-- Start --

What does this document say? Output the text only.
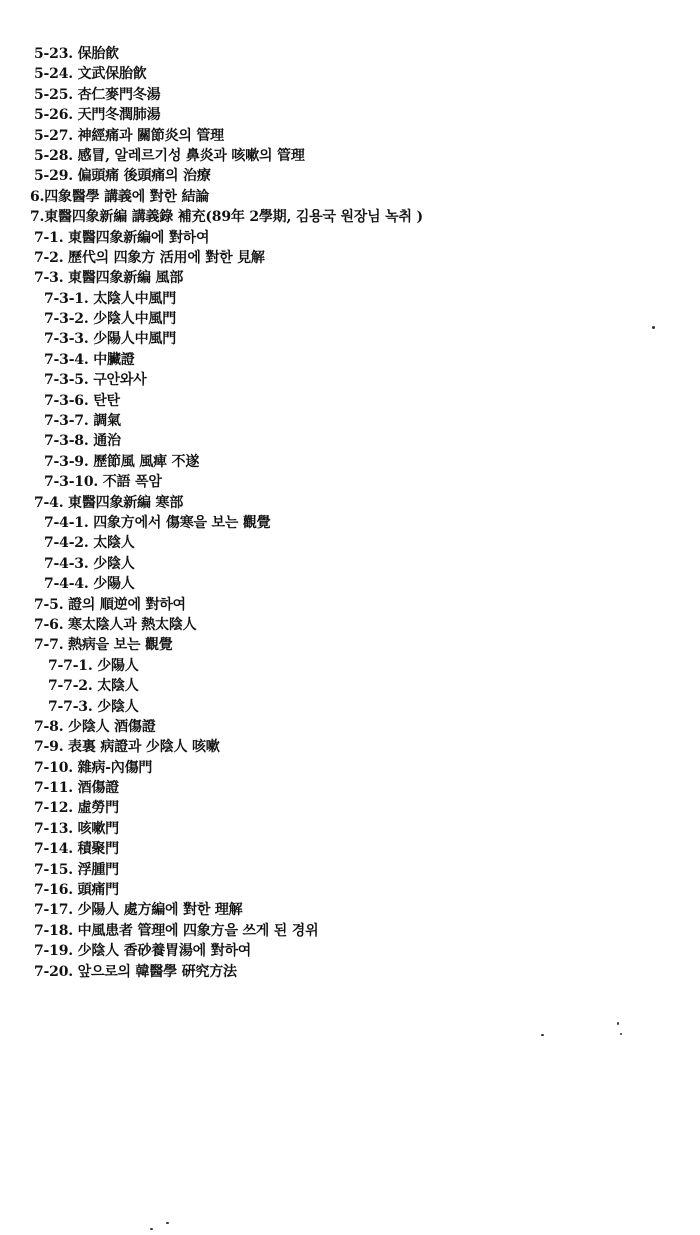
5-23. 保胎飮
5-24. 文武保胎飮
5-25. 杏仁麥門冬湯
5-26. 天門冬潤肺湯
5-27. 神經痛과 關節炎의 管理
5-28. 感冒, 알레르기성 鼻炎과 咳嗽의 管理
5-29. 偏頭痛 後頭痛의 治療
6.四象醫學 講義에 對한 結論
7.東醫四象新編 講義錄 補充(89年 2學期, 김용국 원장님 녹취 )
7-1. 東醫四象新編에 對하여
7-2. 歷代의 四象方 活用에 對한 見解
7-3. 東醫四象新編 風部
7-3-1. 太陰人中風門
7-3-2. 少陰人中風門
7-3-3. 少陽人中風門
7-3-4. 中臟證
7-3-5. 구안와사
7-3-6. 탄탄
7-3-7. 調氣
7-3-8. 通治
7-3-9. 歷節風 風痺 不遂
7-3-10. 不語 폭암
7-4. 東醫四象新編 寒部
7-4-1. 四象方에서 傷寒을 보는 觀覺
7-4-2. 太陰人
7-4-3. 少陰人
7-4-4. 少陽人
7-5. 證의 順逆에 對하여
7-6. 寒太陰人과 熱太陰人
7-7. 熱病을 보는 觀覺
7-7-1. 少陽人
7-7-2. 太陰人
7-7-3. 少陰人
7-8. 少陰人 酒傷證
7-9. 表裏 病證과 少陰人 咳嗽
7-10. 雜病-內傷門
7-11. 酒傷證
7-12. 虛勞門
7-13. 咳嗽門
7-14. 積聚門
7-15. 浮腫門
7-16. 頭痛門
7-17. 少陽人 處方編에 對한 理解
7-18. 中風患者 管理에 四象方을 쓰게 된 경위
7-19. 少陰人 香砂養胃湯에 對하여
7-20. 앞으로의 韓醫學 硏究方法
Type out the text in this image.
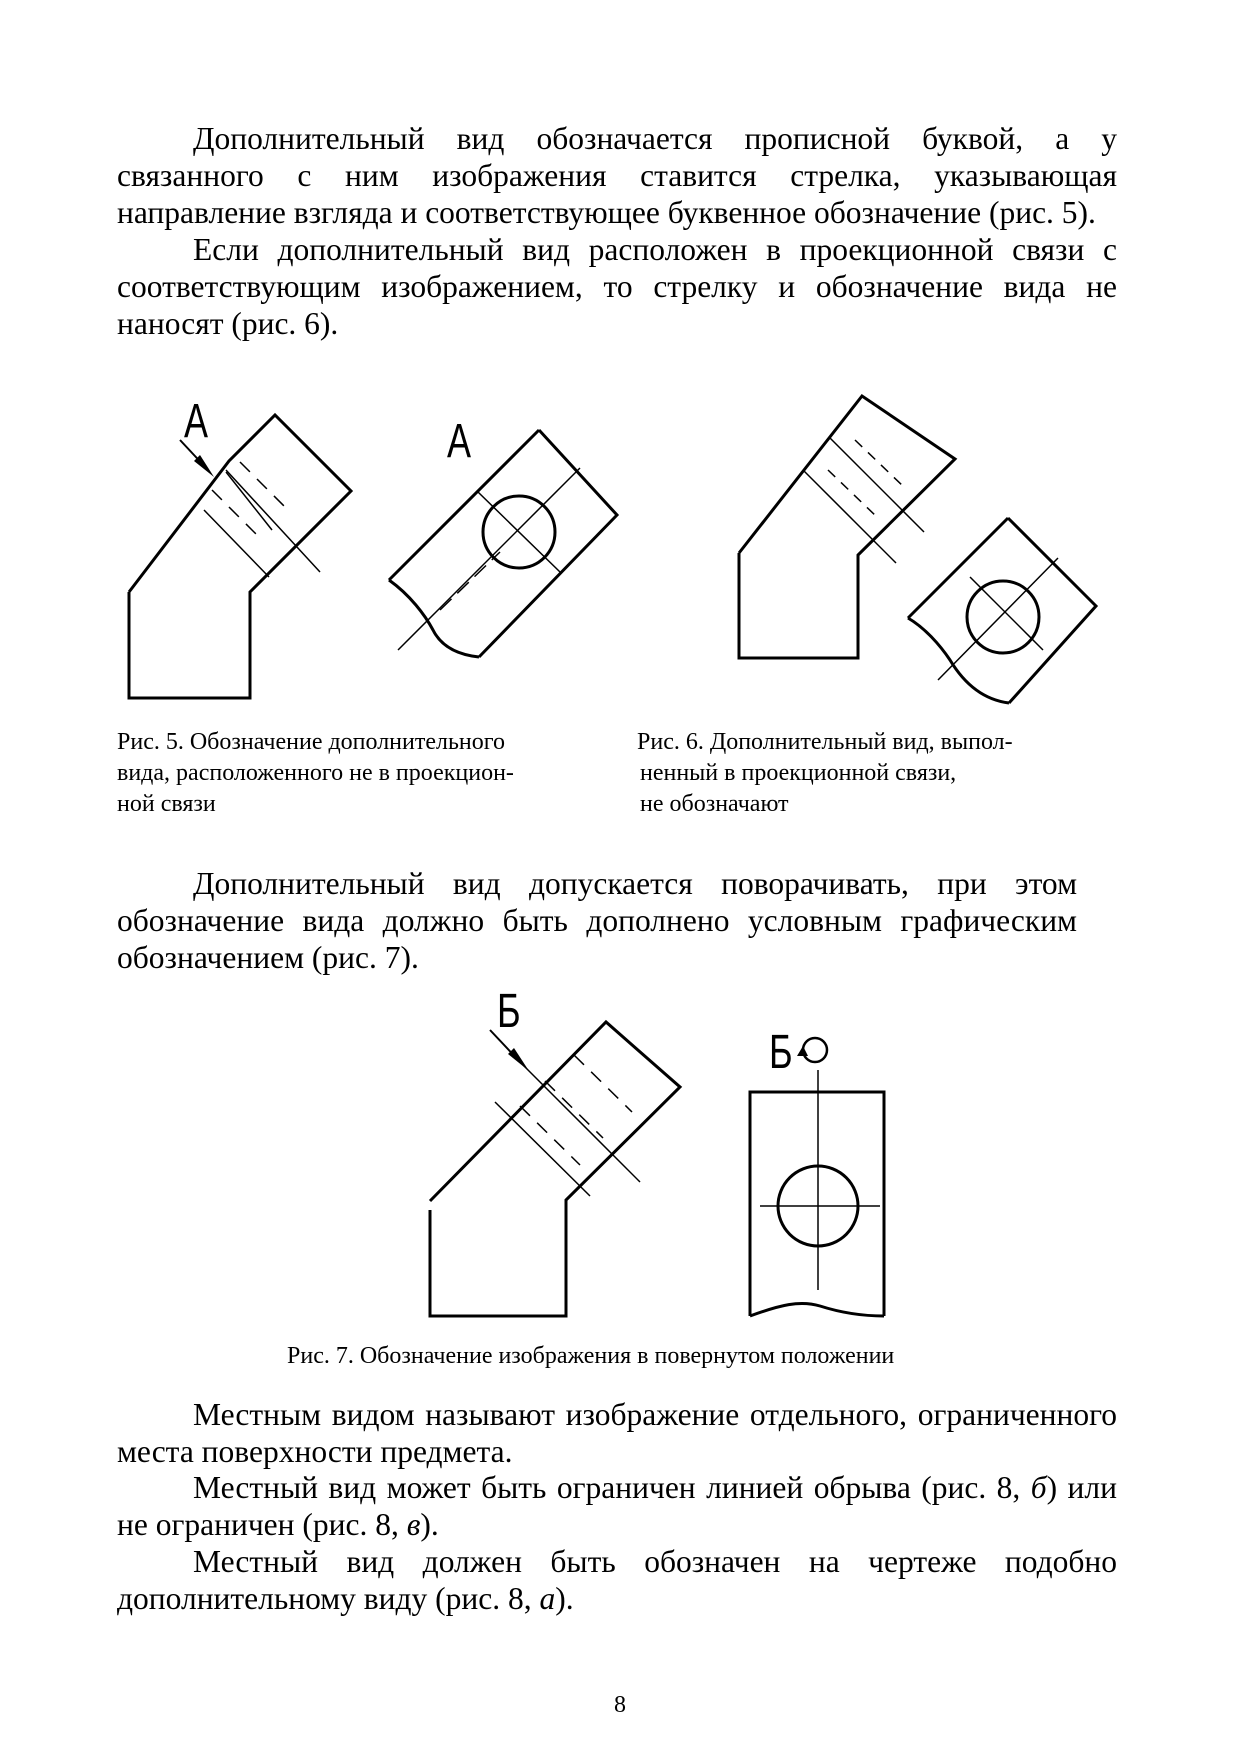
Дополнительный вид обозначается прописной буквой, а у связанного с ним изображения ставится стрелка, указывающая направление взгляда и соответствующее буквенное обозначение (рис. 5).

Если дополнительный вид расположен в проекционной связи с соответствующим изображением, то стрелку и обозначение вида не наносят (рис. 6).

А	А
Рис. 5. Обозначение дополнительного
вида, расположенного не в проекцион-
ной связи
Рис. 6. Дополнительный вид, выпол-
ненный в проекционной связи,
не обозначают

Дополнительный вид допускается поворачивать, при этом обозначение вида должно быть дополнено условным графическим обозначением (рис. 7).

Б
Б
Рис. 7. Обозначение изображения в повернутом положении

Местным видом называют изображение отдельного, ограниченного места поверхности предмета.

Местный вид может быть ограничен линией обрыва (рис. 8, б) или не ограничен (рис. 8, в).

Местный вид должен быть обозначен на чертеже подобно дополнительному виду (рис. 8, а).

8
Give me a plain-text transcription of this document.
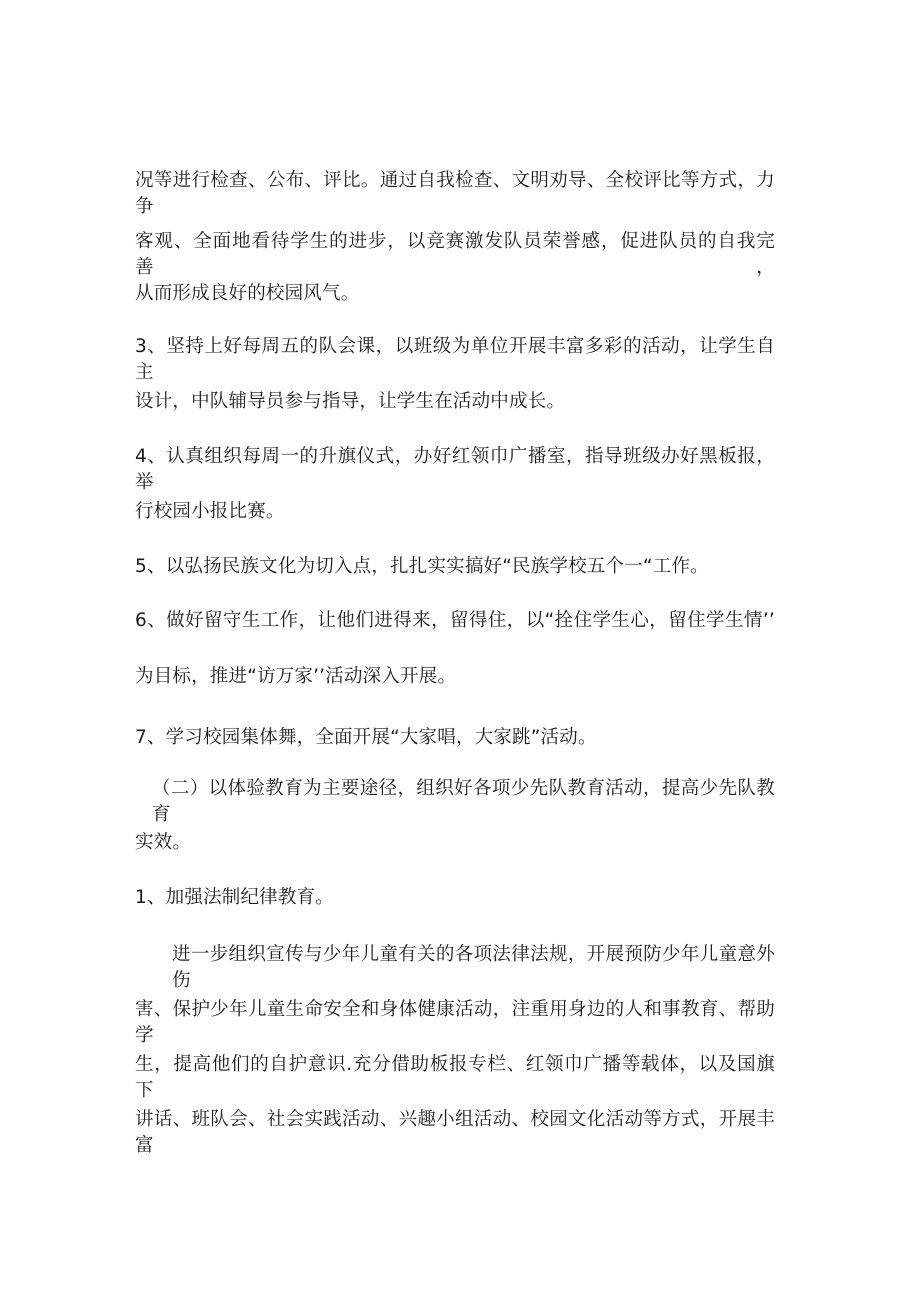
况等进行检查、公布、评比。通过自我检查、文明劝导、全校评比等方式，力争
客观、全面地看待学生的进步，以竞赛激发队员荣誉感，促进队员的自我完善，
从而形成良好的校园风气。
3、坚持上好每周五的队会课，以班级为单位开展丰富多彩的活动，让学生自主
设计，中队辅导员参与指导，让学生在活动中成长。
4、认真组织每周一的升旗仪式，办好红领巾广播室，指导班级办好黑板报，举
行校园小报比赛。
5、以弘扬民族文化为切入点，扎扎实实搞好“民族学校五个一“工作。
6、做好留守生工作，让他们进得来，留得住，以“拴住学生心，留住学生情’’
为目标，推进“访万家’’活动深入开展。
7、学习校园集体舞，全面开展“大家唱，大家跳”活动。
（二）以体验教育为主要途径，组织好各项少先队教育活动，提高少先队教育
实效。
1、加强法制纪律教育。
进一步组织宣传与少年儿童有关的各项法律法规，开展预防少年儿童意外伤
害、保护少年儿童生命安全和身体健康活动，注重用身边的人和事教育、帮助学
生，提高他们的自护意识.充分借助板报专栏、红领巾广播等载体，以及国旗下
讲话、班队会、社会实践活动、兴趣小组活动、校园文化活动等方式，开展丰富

-- End --

WHAT YOU SHOULD DO:
Exclude the pictures and repeat every other part of the records word for word.

EXPECTED ANSWER:
What does this document say? Output the text only.
5-23. 保胎飮
5-24. 文武保胎飮
5-25. 杏仁麥門冬湯
5-26. 天門冬潤肺湯
5-27. 神經痛과 關節炎의 管理
5-28. 感冒, 알레르기성 鼻炎과 咳嗽의 管理
5-29. 偏頭痛 後頭痛의 治療
6.四象醫學 講義에 對한 結論
7.東醫四象新編 講義錄 補充(89年 2學期, 김용국 원장님 녹취 )
7-1. 東醫四象新編에 對하여
7-2. 歷代의 四象方 活用에 對한 見解
7-3. 東醫四象新編 風部
7-3-1. 太陰人中風門
7-3-2. 少陰人中風門
7-3-3. 少陽人中風門
7-3-4. 中臟證
7-3-5. 구안와사
7-3-6. 탄탄
7-3-7. 調氣
7-3-8. 通治
7-3-9. 歷節風 風痺 不遂
7-3-10. 不語 폭암
7-4. 東醫四象新編 寒部
7-4-1. 四象方에서 傷寒을 보는 觀覺
7-4-2. 太陰人
7-4-3. 少陰人
7-4-4. 少陽人
7-5. 證의 順逆에 對하여
7-6. 寒太陰人과 熱太陰人
7-7. 熱病을 보는 觀覺
7-7-1. 少陽人
7-7-2. 太陰人
7-7-3. 少陰人
7-8. 少陰人 酒傷證
7-9. 表裏 病證과 少陰人 咳嗽
7-10. 雜病-內傷門
7-11. 酒傷證
7-12. 虛勞門
7-13. 咳嗽門
7-14. 積聚門
7-15. 浮腫門
7-16. 頭痛門
7-17. 少陽人 處方編에 對한 理解
7-18. 中風患者 管理에 四象方을 쓰게 된 경위
7-19. 少陰人 香砂養胃湯에 對하여
7-20. 앞으로의 韓醫學 硏究方法
Type out the text in this image.
Дополнительный вид обозначается прописной буквой, а у связанного с ним изображения ставится стрелка, указывающая направление взгляда и соответствующее буквенное обозначение (рис. 5).

Если дополнительный вид расположен в проекционной связи с соответствующим изображением, то стрелку и обозначение вида не наносят (рис. 6).

А	А
Рис. 5. Обозначение дополнительного
вида, расположенного не в проекцион-
ной связи
Рис. 6. Дополнительный вид, выпол-
ненный в проекционной связи,
не обозначают

Дополнительный вид допускается поворачивать, при этом обозначение вида должно быть дополнено условным графическим обозначением (рис. 7).

Б
Б
Рис. 7. Обозначение изображения в повернутом положении

Местным видом называют изображение отдельного, ограниченного места поверхности предмета.

Местный вид может быть ограничен линией обрыва (рис. 8, б) или не ограничен (рис. 8, в).

Местный вид должен быть обозначен на чертеже подобно дополнительному виду (рис. 8, а).

8
Give me a plain-text transcription of this document.
况等进行检查、公布、评比。通过自我检查、文明劝导、全校评比等方式，力争
客观、全面地看待学生的进步，以竞赛激发队员荣誉感，促进队员的自我完善，
从而形成良好的校园风气。
3、坚持上好每周五的队会课，以班级为单位开展丰富多彩的活动，让学生自主
设计，中队辅导员参与指导，让学生在活动中成长。
4、认真组织每周一的升旗仪式，办好红领巾广播室，指导班级办好黑板报，举
行校园小报比赛。
5、以弘扬民族文化为切入点，扎扎实实搞好“民族学校五个一“工作。
6、做好留守生工作，让他们进得来，留得住，以“拴住学生心，留住学生情’’
为目标，推进“访万家’’活动深入开展。
7、学习校园集体舞，全面开展“大家唱，大家跳”活动。
（二）以体验教育为主要途径，组织好各项少先队教育活动，提高少先队教育
实效。
1、加强法制纪律教育。
进一步组织宣传与少年儿童有关的各项法律法规，开展预防少年儿童意外伤
害、保护少年儿童生命安全和身体健康活动，注重用身边的人和事教育、帮助学
生，提高他们的自护意识.充分借助板报专栏、红领巾广播等载体，以及国旗下
讲话、班队会、社会实践活动、兴趣小组活动、校园文化活动等方式，开展丰富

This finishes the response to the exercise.